Stored data
______________________________
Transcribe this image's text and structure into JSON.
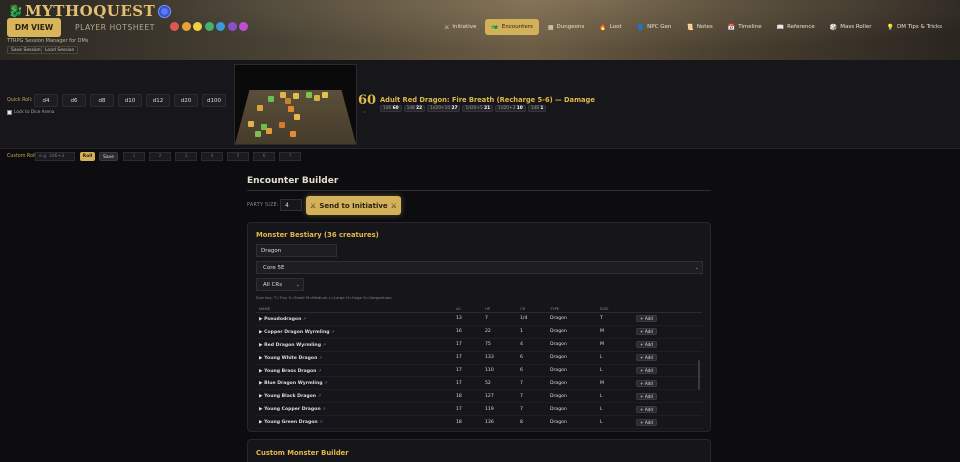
{
  "header": {
    "app_name": "MYTHOQUEST",
    "tagline": "TTRPG Session Manager for DMs",
    "session_buttons": [
      "Save Session",
      "Load Session"
    ],
    "view_dm": "DM VIEW",
    "view_player": "PLAYER HOTSHEET",
    "theme_colors": [
      "#e0574f",
      "#e8a23a",
      "#f0d040",
      "#46b36a",
      "#3a9ad8",
      "#8a4fd0",
      "#c04fd0"
    ],
    "nav": [
      {
        "label": "Initiative",
        "icon": "swords-icon"
      },
      {
        "label": "Encounters",
        "icon": "creature-icon",
        "active": true
      },
      {
        "label": "Dungeons",
        "icon": "map-icon"
      },
      {
        "label": "Loot",
        "icon": "fire-icon"
      },
      {
        "label": "NPC Gen",
        "icon": "person-icon"
      },
      {
        "label": "Notes",
        "icon": "scroll-icon"
      },
      {
        "label": "Timeline",
        "icon": "calendar-icon"
      },
      {
        "label": "Reference",
        "icon": "book-icon"
      },
      {
        "label": "Mass Roller",
        "icon": "dice-icon"
      },
      {
        "label": "DM Tips & Tricks",
        "icon": "lightbulb-icon"
      }
    ]
  },
  "dice": {
    "quick_roll_label": "Quick Roll:",
    "dice_buttons": [
      "d4",
      "d6",
      "d8",
      "d10",
      "d12",
      "d20",
      "d100"
    ],
    "lock_label": "Lock to Dice Arena",
    "total": "60",
    "total_sub": "=",
    "result_title": "Adult Red Dragon: Fire Breath (Recharge 5-6) — Damage",
    "rolls": [
      {
        "die": "1d6",
        "val": "60"
      },
      {
        "die": "1d8",
        "val": "22"
      },
      {
        "die": "1d20+10",
        "val": "27"
      },
      {
        "die": "1d20+5",
        "val": "21"
      },
      {
        "die": "1d20+3",
        "val": "10"
      },
      {
        "die": "1d8",
        "val": "1"
      }
    ]
  },
  "custom_roll": {
    "label": "Custom Roll:",
    "placeholder": "e.g. 3d6+3",
    "roll_label": "Roll",
    "save_label": "Save",
    "slots": [
      "1",
      "2",
      "3",
      "4",
      "5",
      "6",
      "7"
    ]
  },
  "encounter": {
    "title": "Encounter Builder",
    "party_size_label": "PARTY SIZE:",
    "party_size": "4",
    "send_label": "Send to Initiative",
    "bestiary_title": "Monster Bestiary (36 creatures)",
    "search_value": "Dragon",
    "source_value": "Core 5E",
    "cr_value": "All CRs",
    "size_key": "Size key: T=Tiny S=Small M=Medium L=Large H=Huge G=Gargantuan",
    "columns": [
      "NAME",
      "AC",
      "HP",
      "CR",
      "TYPE",
      "SIZE"
    ],
    "add_label": "+ Add",
    "rows": [
      {
        "name": "Pseudodragon",
        "ac": "13",
        "hp": "7",
        "cr": "1/4",
        "type": "Dragon",
        "size": "T"
      },
      {
        "name": "Copper Dragon Wyrmling",
        "ac": "16",
        "hp": "22",
        "cr": "1",
        "type": "Dragon",
        "size": "M"
      },
      {
        "name": "Red Dragon Wyrmling",
        "ac": "17",
        "hp": "75",
        "cr": "4",
        "type": "Dragon",
        "size": "M"
      },
      {
        "name": "Young White Dragon",
        "ac": "17",
        "hp": "133",
        "cr": "6",
        "type": "Dragon",
        "size": "L"
      },
      {
        "name": "Young Brass Dragon",
        "ac": "17",
        "hp": "110",
        "cr": "6",
        "type": "Dragon",
        "size": "L"
      },
      {
        "name": "Blue Dragon Wyrmling",
        "ac": "17",
        "hp": "52",
        "cr": "7",
        "type": "Dragon",
        "size": "M"
      },
      {
        "name": "Young Black Dragon",
        "ac": "18",
        "hp": "127",
        "cr": "7",
        "type": "Dragon",
        "size": "L"
      },
      {
        "name": "Young Copper Dragon",
        "ac": "17",
        "hp": "119",
        "cr": "7",
        "type": "Dragon",
        "size": "L"
      },
      {
        "name": "Young Green Dragon",
        "ac": "18",
        "hp": "136",
        "cr": "8",
        "type": "Dragon",
        "size": "L"
      }
    ],
    "custom_builder_title": "Custom Monster Builder"
  }
}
______________________________
What this task involves: Report each line in the data that holds the word "Copper".

Reply to the task:
        "name": "Copper Dragon Wyrmling",
        "name": "Young Copper Dragon",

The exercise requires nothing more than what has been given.